**PROBLEM DETAILS:**
State the number of lines in these records holding "estimates". Say nothing more.

**ITEMS:**
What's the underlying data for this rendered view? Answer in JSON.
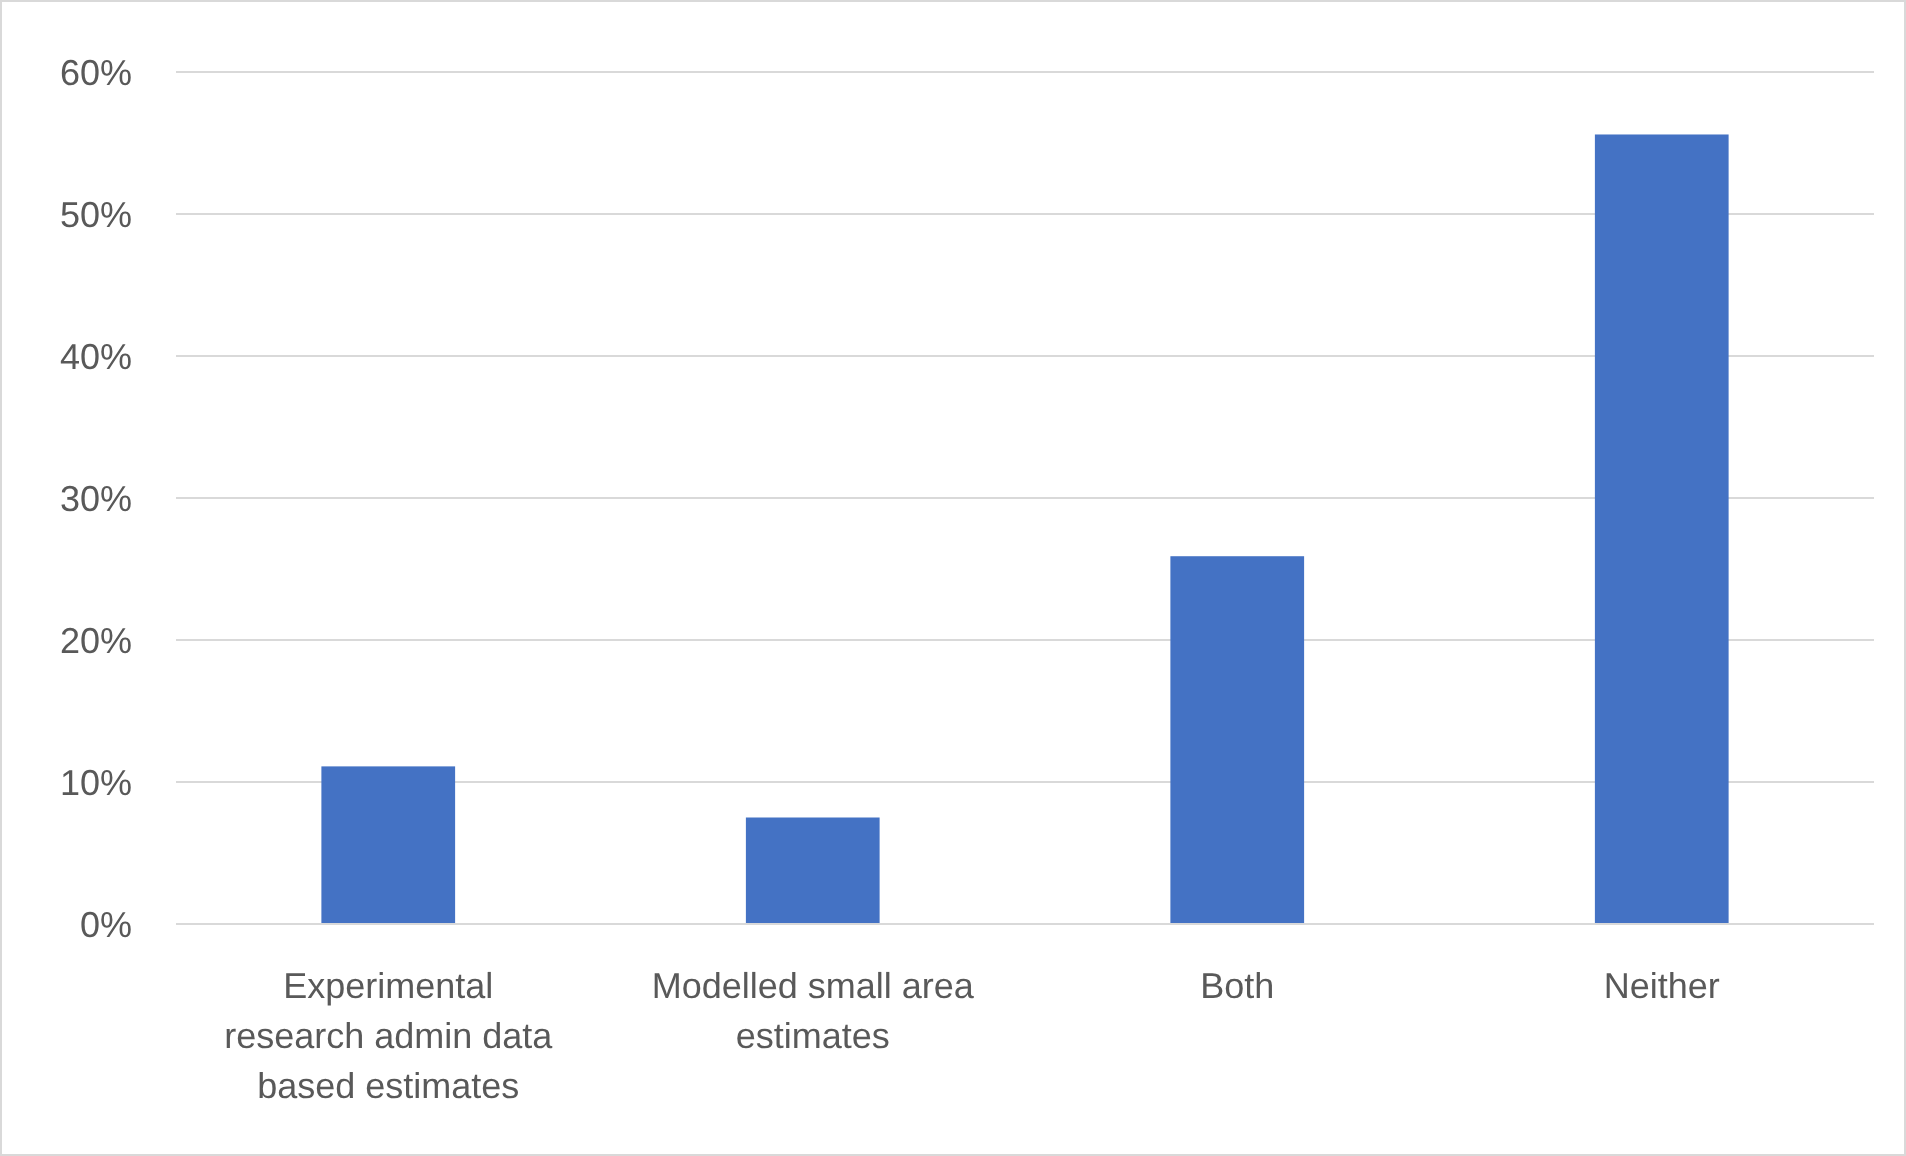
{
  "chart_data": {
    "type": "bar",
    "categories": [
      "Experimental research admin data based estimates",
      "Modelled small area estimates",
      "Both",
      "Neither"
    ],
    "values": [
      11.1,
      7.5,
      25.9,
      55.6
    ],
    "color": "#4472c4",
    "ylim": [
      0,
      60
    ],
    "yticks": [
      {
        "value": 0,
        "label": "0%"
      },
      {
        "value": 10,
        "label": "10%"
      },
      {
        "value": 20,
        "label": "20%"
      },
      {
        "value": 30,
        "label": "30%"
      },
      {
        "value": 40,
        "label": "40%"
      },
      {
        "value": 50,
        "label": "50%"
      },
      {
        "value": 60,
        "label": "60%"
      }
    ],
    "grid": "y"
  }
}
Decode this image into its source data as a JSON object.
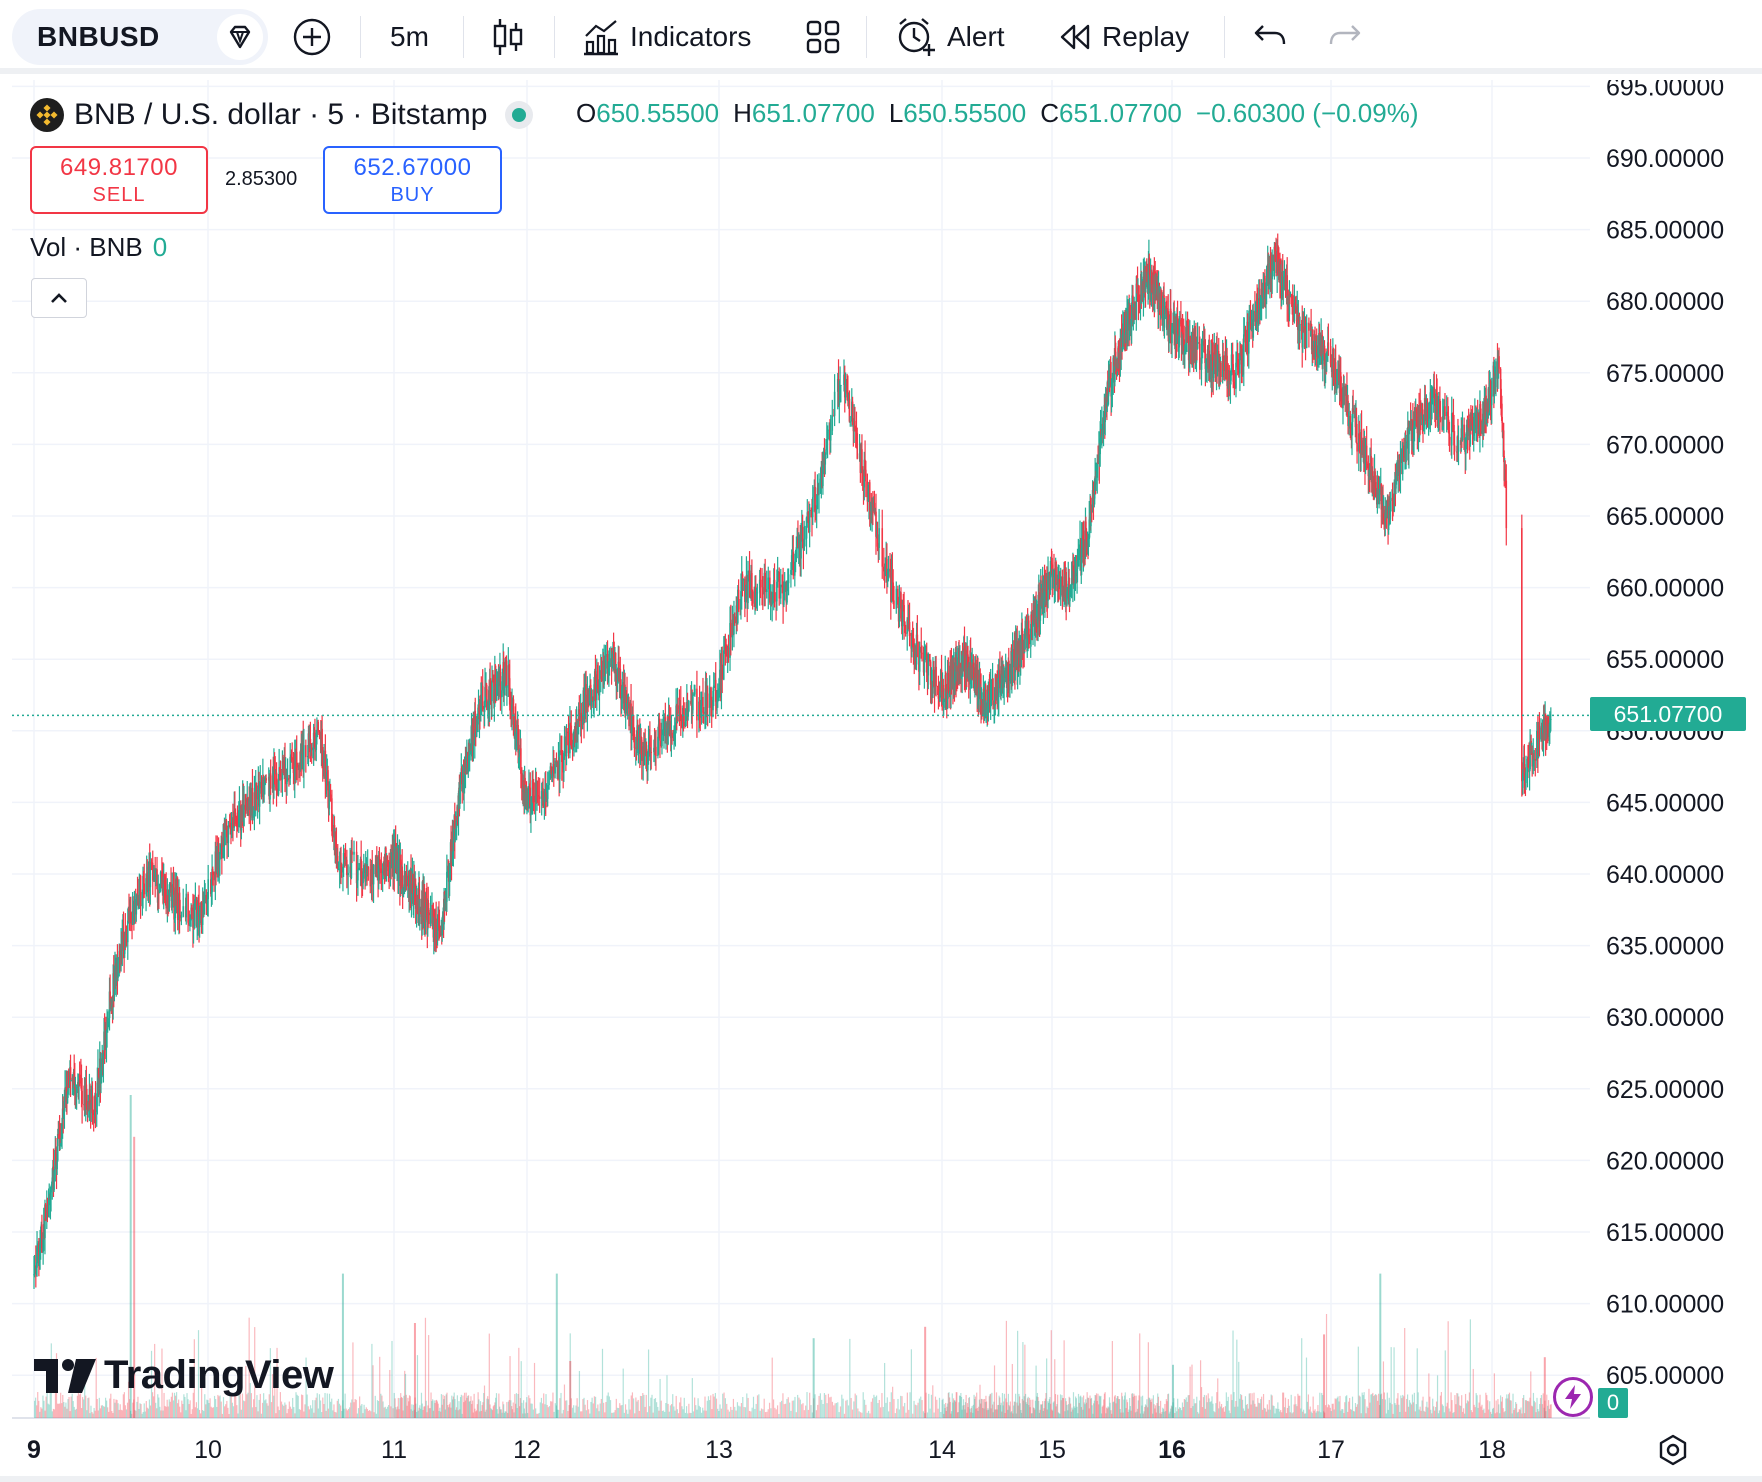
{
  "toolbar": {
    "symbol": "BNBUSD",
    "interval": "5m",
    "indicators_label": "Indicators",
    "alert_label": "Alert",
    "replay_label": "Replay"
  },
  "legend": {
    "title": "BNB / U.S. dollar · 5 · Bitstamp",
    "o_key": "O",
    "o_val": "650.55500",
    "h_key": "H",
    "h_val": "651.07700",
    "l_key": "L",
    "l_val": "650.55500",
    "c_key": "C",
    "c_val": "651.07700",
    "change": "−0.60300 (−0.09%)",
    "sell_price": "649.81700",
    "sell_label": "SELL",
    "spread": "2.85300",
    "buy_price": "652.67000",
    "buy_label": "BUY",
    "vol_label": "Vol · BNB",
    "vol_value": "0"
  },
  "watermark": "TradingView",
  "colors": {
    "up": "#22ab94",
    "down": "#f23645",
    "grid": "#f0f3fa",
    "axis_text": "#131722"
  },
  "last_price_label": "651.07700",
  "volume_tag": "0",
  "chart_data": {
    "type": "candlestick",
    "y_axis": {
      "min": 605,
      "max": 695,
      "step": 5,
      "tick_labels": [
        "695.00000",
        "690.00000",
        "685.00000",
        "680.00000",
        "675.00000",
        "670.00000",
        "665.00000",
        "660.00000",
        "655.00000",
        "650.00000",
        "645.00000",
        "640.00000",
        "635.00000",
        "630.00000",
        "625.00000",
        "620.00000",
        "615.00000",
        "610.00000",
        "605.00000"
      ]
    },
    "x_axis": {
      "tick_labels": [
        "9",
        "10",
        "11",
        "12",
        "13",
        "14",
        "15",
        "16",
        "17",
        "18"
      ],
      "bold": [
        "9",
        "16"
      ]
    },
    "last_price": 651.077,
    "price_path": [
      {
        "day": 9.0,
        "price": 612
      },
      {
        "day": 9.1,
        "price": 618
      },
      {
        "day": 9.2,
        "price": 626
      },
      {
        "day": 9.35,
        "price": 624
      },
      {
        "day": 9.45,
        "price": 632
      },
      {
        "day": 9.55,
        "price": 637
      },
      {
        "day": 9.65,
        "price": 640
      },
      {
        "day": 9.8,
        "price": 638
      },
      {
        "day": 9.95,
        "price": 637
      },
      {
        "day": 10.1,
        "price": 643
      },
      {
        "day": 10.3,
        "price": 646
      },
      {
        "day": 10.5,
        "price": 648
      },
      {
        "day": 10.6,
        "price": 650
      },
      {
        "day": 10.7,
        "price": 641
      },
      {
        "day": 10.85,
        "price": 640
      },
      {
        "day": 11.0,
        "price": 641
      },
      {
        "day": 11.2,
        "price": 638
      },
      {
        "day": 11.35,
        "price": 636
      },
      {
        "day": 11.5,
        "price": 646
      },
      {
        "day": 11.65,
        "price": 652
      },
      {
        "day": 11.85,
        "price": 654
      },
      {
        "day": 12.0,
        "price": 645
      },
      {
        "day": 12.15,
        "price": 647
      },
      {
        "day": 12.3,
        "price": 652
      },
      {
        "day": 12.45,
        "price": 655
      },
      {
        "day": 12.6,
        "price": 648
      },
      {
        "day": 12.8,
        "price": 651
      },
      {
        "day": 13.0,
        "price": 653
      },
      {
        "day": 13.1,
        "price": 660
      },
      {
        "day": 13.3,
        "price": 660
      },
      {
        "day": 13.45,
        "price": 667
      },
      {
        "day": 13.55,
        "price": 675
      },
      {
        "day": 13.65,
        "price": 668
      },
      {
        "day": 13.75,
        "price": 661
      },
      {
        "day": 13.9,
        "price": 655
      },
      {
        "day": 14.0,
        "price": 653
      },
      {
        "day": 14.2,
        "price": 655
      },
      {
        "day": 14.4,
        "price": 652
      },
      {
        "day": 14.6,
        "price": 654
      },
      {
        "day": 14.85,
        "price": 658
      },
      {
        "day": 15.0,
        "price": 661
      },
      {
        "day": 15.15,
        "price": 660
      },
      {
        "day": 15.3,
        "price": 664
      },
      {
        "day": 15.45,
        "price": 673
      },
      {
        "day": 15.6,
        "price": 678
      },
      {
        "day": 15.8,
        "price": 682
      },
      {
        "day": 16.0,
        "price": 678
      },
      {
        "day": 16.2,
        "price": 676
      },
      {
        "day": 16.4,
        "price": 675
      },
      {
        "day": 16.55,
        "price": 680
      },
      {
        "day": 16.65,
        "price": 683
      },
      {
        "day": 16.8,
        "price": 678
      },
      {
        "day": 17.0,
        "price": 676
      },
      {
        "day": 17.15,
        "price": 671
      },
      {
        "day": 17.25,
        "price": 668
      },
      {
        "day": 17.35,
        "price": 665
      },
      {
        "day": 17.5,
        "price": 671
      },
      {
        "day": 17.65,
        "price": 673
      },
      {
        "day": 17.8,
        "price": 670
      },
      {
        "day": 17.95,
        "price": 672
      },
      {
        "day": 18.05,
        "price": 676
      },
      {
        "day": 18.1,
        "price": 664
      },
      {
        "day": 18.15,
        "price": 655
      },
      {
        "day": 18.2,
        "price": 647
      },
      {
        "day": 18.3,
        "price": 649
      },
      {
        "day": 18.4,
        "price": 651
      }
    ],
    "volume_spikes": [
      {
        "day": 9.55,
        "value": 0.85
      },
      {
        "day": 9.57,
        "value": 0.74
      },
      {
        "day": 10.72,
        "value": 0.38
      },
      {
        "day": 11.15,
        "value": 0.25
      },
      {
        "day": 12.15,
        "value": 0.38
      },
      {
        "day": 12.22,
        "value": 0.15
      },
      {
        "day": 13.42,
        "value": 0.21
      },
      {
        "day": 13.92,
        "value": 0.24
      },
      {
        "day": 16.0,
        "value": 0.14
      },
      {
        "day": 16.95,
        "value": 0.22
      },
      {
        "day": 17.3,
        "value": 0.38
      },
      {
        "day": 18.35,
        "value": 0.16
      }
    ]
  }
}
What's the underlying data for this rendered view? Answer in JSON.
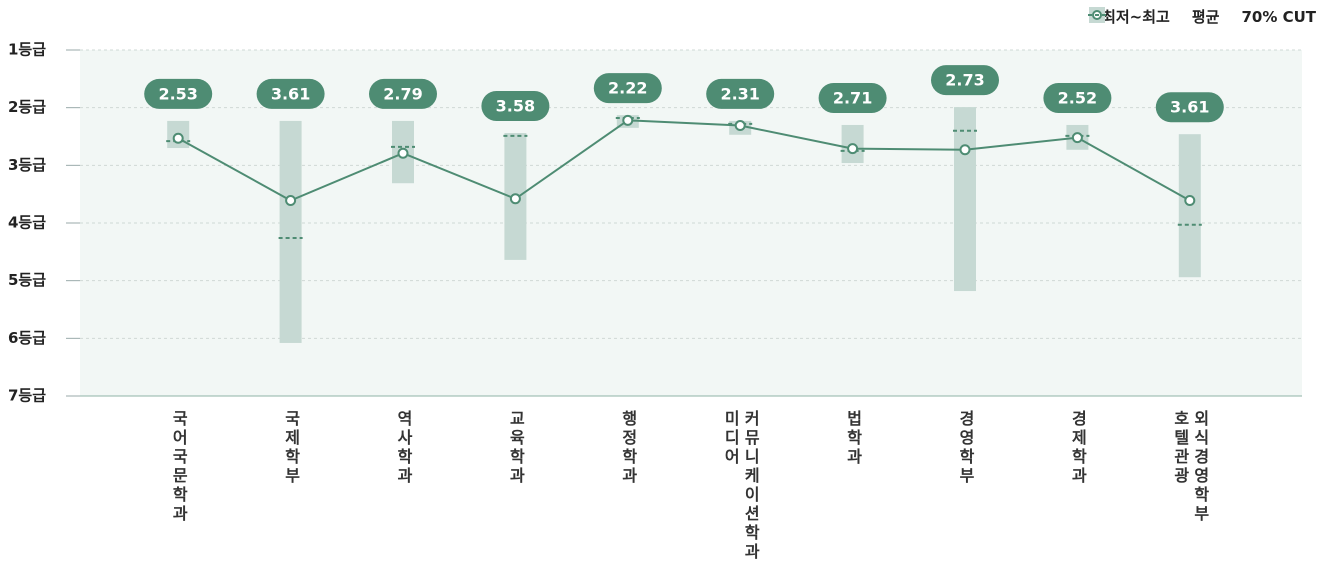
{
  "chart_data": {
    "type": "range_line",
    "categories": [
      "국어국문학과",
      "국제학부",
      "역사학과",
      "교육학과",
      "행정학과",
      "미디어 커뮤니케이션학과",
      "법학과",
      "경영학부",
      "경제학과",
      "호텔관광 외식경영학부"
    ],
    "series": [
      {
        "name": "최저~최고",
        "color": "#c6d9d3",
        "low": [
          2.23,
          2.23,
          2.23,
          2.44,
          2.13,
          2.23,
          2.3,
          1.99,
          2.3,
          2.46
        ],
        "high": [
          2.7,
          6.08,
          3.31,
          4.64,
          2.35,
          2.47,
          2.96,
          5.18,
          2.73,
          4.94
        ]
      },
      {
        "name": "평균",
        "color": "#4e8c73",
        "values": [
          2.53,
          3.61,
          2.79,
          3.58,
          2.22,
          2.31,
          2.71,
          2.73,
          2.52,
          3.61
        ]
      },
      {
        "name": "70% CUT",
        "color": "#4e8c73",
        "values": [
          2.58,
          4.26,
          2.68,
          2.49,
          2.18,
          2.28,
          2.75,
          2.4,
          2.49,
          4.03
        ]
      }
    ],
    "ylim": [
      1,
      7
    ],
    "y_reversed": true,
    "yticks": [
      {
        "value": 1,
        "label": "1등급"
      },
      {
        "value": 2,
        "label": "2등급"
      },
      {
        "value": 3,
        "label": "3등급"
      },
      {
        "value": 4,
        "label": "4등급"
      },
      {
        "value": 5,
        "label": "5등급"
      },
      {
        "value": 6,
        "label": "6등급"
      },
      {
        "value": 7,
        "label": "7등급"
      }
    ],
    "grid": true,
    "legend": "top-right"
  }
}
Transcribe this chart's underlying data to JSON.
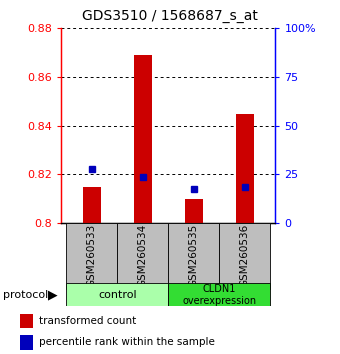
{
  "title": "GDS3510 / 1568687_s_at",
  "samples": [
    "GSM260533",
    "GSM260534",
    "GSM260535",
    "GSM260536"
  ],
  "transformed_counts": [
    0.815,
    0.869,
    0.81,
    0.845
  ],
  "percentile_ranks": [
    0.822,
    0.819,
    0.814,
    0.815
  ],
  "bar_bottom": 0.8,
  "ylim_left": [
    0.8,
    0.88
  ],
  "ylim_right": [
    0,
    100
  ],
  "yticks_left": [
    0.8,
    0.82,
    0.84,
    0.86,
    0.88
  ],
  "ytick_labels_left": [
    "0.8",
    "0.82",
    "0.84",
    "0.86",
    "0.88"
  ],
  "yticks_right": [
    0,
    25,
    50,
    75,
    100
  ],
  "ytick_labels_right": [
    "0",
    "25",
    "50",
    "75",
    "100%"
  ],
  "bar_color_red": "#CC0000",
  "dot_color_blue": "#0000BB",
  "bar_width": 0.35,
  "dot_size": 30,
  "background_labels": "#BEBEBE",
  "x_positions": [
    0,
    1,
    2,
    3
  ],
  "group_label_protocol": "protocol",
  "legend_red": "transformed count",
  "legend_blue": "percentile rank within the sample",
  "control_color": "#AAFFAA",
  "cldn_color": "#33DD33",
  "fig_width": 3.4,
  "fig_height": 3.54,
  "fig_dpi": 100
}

**FINAL ANSWER:**
2